[WHAT THE TASK ASKS] Write every line out verbatim and omit the pictures.

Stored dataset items
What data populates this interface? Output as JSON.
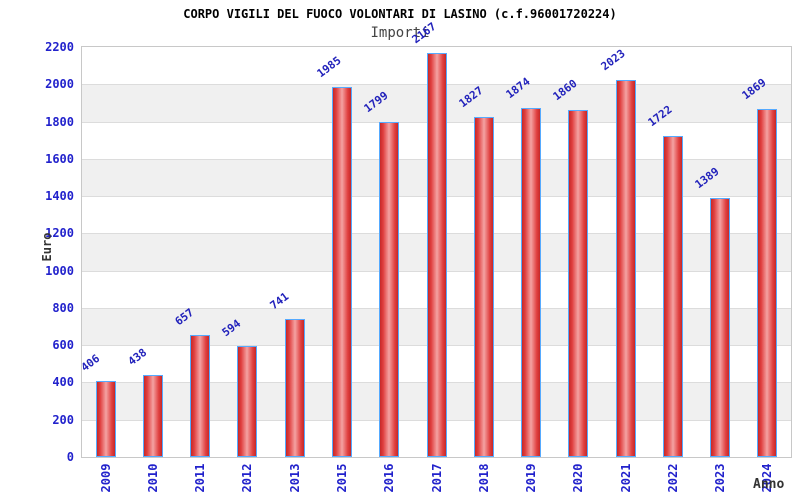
{
  "chart_data": {
    "type": "bar",
    "title": "CORPO VIGILI DEL FUOCO VOLONTARI DI LASINO (c.f.96001720224)",
    "subtitle": "Importi",
    "xlabel": "Anno",
    "ylabel": "Euro",
    "categories": [
      "2009",
      "2010",
      "2011",
      "2012",
      "2013",
      "2015",
      "2016",
      "2017",
      "2018",
      "2019",
      "2020",
      "2021",
      "2022",
      "2023",
      "2024"
    ],
    "values": [
      406,
      438,
      657,
      594,
      741,
      1985,
      1799,
      2167,
      1827,
      1874,
      1860,
      2023,
      1722,
      1389,
      1869
    ],
    "ylim": [
      0,
      2200
    ],
    "ytick_step": 200,
    "yticks": [
      0,
      200,
      400,
      600,
      800,
      1000,
      1200,
      1400,
      1600,
      1800,
      2000,
      2200
    ],
    "grid": true,
    "legend_position": "none",
    "bar_labels_rotated": true,
    "colors": {
      "bar_fill_center": "#f4a2a2",
      "bar_fill_edge": "#c62828",
      "bar_border": "#55aaff",
      "value_label": "#2222bb",
      "tick_label": "#2222cc",
      "band_alt": "#f0f0f0",
      "gridline": "#dcdcdc",
      "plot_border": "#c8c8c8",
      "title": "#000000",
      "subtitle": "#444444",
      "axis_title": "#333333",
      "background": "#ffffff"
    }
  }
}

[ANSWER TO THE EXERCISE]
What data populates this interface? Output as JSON.
{
  "chart_data": {
    "type": "bar",
    "title": "CORPO VIGILI DEL FUOCO VOLONTARI DI LASINO (c.f.96001720224)",
    "subtitle": "Importi",
    "xlabel": "Anno",
    "ylabel": "Euro",
    "categories": [
      "2009",
      "2010",
      "2011",
      "2012",
      "2013",
      "2015",
      "2016",
      "2017",
      "2018",
      "2019",
      "2020",
      "2021",
      "2022",
      "2023",
      "2024"
    ],
    "values": [
      406,
      438,
      657,
      594,
      741,
      1985,
      1799,
      2167,
      1827,
      1874,
      1860,
      2023,
      1722,
      1389,
      1869
    ],
    "ylim": [
      0,
      2200
    ],
    "ytick_step": 200,
    "yticks": [
      0,
      200,
      400,
      600,
      800,
      1000,
      1200,
      1400,
      1600,
      1800,
      2000,
      2200
    ],
    "grid": true,
    "legend_position": "none",
    "bar_labels_rotated": true,
    "colors": {
      "bar_fill_center": "#f4a2a2",
      "bar_fill_edge": "#c62828",
      "bar_border": "#55aaff",
      "value_label": "#2222bb",
      "tick_label": "#2222cc",
      "band_alt": "#f0f0f0",
      "gridline": "#dcdcdc",
      "plot_border": "#c8c8c8",
      "title": "#000000",
      "subtitle": "#444444",
      "axis_title": "#333333",
      "background": "#ffffff"
    }
  }
}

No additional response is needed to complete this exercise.